• [Aim of the exercise]
Can the data below be echoed back word for word?

• [Data items]
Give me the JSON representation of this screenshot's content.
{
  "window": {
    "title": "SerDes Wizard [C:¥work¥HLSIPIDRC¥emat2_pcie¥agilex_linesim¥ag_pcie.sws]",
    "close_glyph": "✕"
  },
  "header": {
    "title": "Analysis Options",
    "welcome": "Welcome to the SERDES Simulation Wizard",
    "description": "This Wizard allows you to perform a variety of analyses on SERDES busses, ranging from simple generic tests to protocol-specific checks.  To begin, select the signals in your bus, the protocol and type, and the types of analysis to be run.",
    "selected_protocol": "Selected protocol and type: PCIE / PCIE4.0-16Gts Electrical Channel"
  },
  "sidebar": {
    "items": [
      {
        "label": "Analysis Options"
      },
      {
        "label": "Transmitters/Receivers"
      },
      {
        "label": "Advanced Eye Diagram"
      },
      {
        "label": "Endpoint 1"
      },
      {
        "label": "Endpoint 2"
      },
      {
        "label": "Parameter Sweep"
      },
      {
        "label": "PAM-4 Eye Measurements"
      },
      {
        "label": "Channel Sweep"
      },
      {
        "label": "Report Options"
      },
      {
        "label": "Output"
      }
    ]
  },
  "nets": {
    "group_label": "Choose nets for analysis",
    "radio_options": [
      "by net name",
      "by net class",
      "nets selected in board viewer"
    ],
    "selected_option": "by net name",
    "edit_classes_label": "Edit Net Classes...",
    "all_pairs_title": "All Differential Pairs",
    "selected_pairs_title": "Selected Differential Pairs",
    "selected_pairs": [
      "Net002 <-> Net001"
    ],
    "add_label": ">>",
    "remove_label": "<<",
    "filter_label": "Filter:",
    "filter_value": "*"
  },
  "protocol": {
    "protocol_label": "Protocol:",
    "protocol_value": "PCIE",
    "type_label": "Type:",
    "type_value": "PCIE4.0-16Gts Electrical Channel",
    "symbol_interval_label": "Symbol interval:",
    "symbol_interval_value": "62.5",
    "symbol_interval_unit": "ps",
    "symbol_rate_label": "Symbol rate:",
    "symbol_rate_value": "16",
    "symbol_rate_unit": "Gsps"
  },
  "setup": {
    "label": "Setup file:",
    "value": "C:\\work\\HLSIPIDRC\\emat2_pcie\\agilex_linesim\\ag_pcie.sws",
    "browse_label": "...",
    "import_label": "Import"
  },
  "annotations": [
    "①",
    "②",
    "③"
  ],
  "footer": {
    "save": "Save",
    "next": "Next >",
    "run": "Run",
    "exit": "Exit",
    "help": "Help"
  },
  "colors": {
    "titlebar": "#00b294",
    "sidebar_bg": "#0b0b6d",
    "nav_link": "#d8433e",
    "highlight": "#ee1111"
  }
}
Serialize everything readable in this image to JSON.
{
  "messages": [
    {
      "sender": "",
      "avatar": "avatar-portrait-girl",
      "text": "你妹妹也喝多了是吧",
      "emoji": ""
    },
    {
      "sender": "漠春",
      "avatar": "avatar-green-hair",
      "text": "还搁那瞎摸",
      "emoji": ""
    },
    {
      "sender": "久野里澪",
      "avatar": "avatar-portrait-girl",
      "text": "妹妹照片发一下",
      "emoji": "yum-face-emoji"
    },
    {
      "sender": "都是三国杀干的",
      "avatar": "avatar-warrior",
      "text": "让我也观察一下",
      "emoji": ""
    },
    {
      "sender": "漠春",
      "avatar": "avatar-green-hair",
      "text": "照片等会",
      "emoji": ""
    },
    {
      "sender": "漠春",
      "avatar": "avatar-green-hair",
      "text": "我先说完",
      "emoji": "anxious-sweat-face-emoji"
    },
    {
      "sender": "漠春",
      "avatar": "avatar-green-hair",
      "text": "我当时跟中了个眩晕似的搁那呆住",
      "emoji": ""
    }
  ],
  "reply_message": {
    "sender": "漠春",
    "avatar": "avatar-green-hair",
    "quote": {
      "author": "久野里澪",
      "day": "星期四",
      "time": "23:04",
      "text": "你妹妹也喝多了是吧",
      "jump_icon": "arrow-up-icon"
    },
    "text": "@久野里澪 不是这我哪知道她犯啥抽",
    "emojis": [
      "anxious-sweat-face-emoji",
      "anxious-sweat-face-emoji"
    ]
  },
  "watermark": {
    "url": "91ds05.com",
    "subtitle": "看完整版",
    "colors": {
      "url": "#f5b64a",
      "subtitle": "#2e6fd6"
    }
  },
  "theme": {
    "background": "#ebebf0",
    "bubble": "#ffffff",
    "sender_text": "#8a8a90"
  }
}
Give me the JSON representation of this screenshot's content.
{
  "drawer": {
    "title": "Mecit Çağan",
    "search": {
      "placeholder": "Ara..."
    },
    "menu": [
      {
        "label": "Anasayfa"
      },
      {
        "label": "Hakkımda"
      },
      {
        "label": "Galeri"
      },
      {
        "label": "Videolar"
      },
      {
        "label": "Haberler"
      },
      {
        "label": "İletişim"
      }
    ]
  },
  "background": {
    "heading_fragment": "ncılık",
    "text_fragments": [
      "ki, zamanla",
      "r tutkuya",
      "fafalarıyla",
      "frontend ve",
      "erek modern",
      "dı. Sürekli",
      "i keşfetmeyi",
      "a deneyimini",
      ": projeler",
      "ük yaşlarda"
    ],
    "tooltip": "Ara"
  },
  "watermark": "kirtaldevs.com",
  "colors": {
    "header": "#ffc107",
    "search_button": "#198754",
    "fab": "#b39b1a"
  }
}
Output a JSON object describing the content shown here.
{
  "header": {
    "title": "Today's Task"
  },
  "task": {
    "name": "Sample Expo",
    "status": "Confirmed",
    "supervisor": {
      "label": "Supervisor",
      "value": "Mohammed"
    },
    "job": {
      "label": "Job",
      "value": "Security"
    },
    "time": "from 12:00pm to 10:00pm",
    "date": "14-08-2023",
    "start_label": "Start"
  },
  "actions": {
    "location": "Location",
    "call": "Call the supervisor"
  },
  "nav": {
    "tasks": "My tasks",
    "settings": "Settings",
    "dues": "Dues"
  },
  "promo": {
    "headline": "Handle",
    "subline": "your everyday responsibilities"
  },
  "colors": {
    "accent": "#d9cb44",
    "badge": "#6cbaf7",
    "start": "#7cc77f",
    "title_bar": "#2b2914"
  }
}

• [Finished answer]
Give me the JSON representation of this screenshot's content.
{
  "window": {
    "title": "SerDes Wizard [C:¥work¥HLSIPIDRC¥emat2_pcie¥agilex_linesim¥ag_pcie.sws]",
    "close_glyph": "✕"
  },
  "header": {
    "title": "Analysis Options",
    "welcome": "Welcome to the SERDES Simulation Wizard",
    "description": "This Wizard allows you to perform a variety of analyses on SERDES busses, ranging from simple generic tests to protocol-specific checks.  To begin, select the signals in your bus, the protocol and type, and the types of analysis to be run.",
    "selected_protocol": "Selected protocol and type: PCIE / PCIE4.0-16Gts Electrical Channel"
  },
  "sidebar": {
    "items": [
      {
        "label": "Analysis Options"
      },
      {
        "label": "Transmitters/Receivers"
      },
      {
        "label": "Advanced Eye Diagram"
      },
      {
        "label": "Endpoint 1"
      },
      {
        "label": "Endpoint 2"
      },
      {
        "label": "Parameter Sweep"
      },
      {
        "label": "PAM-4 Eye Measurements"
      },
      {
        "label": "Channel Sweep"
      },
      {
        "label": "Report Options"
      },
      {
        "label": "Output"
      }
    ]
  },
  "nets": {
    "group_label": "Choose nets for analysis",
    "radio_options": [
      "by net name",
      "by net class",
      "nets selected in board viewer"
    ],
    "selected_option": "by net name",
    "edit_classes_label": "Edit Net Classes...",
    "all_pairs_title": "All Differential Pairs",
    "selected_pairs_title": "Selected Differential Pairs",
    "selected_pairs": [
      "Net002 <-> Net001"
    ],
    "add_label": ">>",
    "remove_label": "<<",
    "filter_label": "Filter:",
    "filter_value": "*"
  },
  "protocol": {
    "protocol_label": "Protocol:",
    "protocol_value": "PCIE",
    "type_label": "Type:",
    "type_value": "PCIE4.0-16Gts Electrical Channel",
    "symbol_interval_label": "Symbol interval:",
    "symbol_interval_value": "62.5",
    "symbol_interval_unit": "ps",
    "symbol_rate_label": "Symbol rate:",
    "symbol_rate_value": "16",
    "symbol_rate_unit": "Gsps"
  },
  "setup": {
    "label": "Setup file:",
    "value": "C:\\work\\HLSIPIDRC\\emat2_pcie\\agilex_linesim\\ag_pcie.sws",
    "browse_label": "...",
    "import_label": "Import"
  },
  "annotations": [
    "①",
    "②",
    "③"
  ],
  "footer": {
    "save": "Save",
    "next": "Next >",
    "run": "Run",
    "exit": "Exit",
    "help": "Help"
  },
  "colors": {
    "titlebar": "#00b294",
    "sidebar_bg": "#0b0b6d",
    "nav_link": "#d8433e",
    "highlight": "#ee1111"
  }
}
Serialize everything readable in this image to JSON.
{
  "messages": [
    {
      "sender": "",
      "avatar": "avatar-portrait-girl",
      "text": "你妹妹也喝多了是吧",
      "emoji": ""
    },
    {
      "sender": "漠春",
      "avatar": "avatar-green-hair",
      "text": "还搁那瞎摸",
      "emoji": ""
    },
    {
      "sender": "久野里澪",
      "avatar": "avatar-portrait-girl",
      "text": "妹妹照片发一下",
      "emoji": "yum-face-emoji"
    },
    {
      "sender": "都是三国杀干的",
      "avatar": "avatar-warrior",
      "text": "让我也观察一下",
      "emoji": ""
    },
    {
      "sender": "漠春",
      "avatar": "avatar-green-hair",
      "text": "照片等会",
      "emoji": ""
    },
    {
      "sender": "漠春",
      "avatar": "avatar-green-hair",
      "text": "我先说完",
      "emoji": "anxious-sweat-face-emoji"
    },
    {
      "sender": "漠春",
      "avatar": "avatar-green-hair",
      "text": "我当时跟中了个眩晕似的搁那呆住",
      "emoji": ""
    }
  ],
  "reply_message": {
    "sender": "漠春",
    "avatar": "avatar-green-hair",
    "quote": {
      "author": "久野里澪",
      "day": "星期四",
      "time": "23:04",
      "text": "你妹妹也喝多了是吧",
      "jump_icon": "arrow-up-icon"
    },
    "text": "@久野里澪 不是这我哪知道她犯啥抽",
    "emojis": [
      "anxious-sweat-face-emoji",
      "anxious-sweat-face-emoji"
    ]
  },
  "watermark": {
    "url": "91ds05.com",
    "subtitle": "看完整版",
    "colors": {
      "url": "#f5b64a",
      "subtitle": "#2e6fd6"
    }
  },
  "theme": {
    "background": "#ebebf0",
    "bubble": "#ffffff",
    "sender_text": "#8a8a90"
  }
}
Give me the JSON representation of this screenshot's content.
{
  "drawer": {
    "title": "Mecit Çağan",
    "search": {
      "placeholder": "Ara..."
    },
    "menu": [
      {
        "label": "Anasayfa"
      },
      {
        "label": "Hakkımda"
      },
      {
        "label": "Galeri"
      },
      {
        "label": "Videolar"
      },
      {
        "label": "Haberler"
      },
      {
        "label": "İletişim"
      }
    ]
  },
  "background": {
    "heading_fragment": "ncılık",
    "text_fragments": [
      "ki, zamanla",
      "r tutkuya",
      "fafalarıyla",
      "frontend ve",
      "erek modern",
      "dı. Sürekli",
      "i keşfetmeyi",
      "a deneyimini",
      ": projeler",
      "ük yaşlarda"
    ],
    "tooltip": "Ara"
  },
  "watermark": "kirtaldevs.com",
  "colors": {
    "header": "#ffc107",
    "search_button": "#198754",
    "fab": "#b39b1a"
  }
}
Output a JSON object describing the content shown here.
{
  "header": {
    "title": "Today's Task"
  },
  "task": {
    "name": "Sample Expo",
    "status": "Confirmed",
    "supervisor": {
      "label": "Supervisor",
      "value": "Mohammed"
    },
    "job": {
      "label": "Job",
      "value": "Security"
    },
    "time": "from 12:00pm to 10:00pm",
    "date": "14-08-2023",
    "start_label": "Start"
  },
  "actions": {
    "location": "Location",
    "call": "Call the supervisor"
  },
  "nav": {
    "tasks": "My tasks",
    "settings": "Settings",
    "dues": "Dues"
  },
  "promo": {
    "headline": "Handle",
    "subline": "your everyday responsibilities"
  },
  "colors": {
    "accent": "#d9cb44",
    "badge": "#6cbaf7",
    "start": "#7cc77f",
    "title_bar": "#2b2914"
  }
}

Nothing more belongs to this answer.